**Exercise instructions:** Transcribe the full listing below exactly.

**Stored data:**
------------------------------
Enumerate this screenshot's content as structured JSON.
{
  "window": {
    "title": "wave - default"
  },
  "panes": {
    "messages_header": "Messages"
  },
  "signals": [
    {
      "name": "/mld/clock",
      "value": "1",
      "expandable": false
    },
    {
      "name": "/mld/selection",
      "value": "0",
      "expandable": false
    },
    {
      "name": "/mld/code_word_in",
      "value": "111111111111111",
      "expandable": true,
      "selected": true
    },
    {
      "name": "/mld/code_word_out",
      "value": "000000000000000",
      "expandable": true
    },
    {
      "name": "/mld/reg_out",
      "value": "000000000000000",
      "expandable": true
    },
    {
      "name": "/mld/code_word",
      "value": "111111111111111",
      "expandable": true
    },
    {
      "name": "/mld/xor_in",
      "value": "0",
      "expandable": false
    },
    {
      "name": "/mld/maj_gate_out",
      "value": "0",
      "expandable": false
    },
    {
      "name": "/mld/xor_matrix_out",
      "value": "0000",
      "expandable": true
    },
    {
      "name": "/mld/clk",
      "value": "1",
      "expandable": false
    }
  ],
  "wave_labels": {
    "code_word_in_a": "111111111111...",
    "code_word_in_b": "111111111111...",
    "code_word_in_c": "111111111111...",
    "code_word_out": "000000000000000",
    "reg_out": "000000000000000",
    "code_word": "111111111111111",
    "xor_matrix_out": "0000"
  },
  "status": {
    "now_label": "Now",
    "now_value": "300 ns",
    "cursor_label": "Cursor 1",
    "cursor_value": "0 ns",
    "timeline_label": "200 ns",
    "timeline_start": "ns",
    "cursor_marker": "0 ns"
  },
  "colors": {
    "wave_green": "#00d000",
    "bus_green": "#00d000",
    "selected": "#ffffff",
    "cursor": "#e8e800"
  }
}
------------------------------
**Output for this task:**
Enumerate this screenshot's content as structured JSON.
{
  "window": {
    "title": "wave - default"
  },
  "panes": {
    "messages_header": "Messages"
  },
  "signals": [
    {
      "name": "/mld/clock",
      "value": "1",
      "expandable": false
    },
    {
      "name": "/mld/selection",
      "value": "0",
      "expandable": false
    },
    {
      "name": "/mld/code_word_in",
      "value": "111111111111111",
      "expandable": true,
      "selected": true
    },
    {
      "name": "/mld/code_word_out",
      "value": "000000000000000",
      "expandable": true
    },
    {
      "name": "/mld/reg_out",
      "value": "000000000000000",
      "expandable": true
    },
    {
      "name": "/mld/code_word",
      "value": "111111111111111",
      "expandable": true
    },
    {
      "name": "/mld/xor_in",
      "value": "0",
      "expandable": false
    },
    {
      "name": "/mld/maj_gate_out",
      "value": "0",
      "expandable": false
    },
    {
      "name": "/mld/xor_matrix_out",
      "value": "0000",
      "expandable": true
    },
    {
      "name": "/mld/clk",
      "value": "1",
      "expandable": false
    }
  ],
  "wave_labels": {
    "code_word_in_a": "111111111111...",
    "code_word_in_b": "111111111111...",
    "code_word_in_c": "111111111111...",
    "code_word_out": "000000000000000",
    "reg_out": "000000000000000",
    "code_word": "111111111111111",
    "xor_matrix_out": "0000"
  },
  "status": {
    "now_label": "Now",
    "now_value": "300 ns",
    "cursor_label": "Cursor 1",
    "cursor_value": "0 ns",
    "timeline_label": "200 ns",
    "timeline_start": "ns",
    "cursor_marker": "0 ns"
  },
  "colors": {
    "wave_green": "#00d000",
    "bus_green": "#00d000",
    "selected": "#ffffff",
    "cursor": "#e8e800"
  }
}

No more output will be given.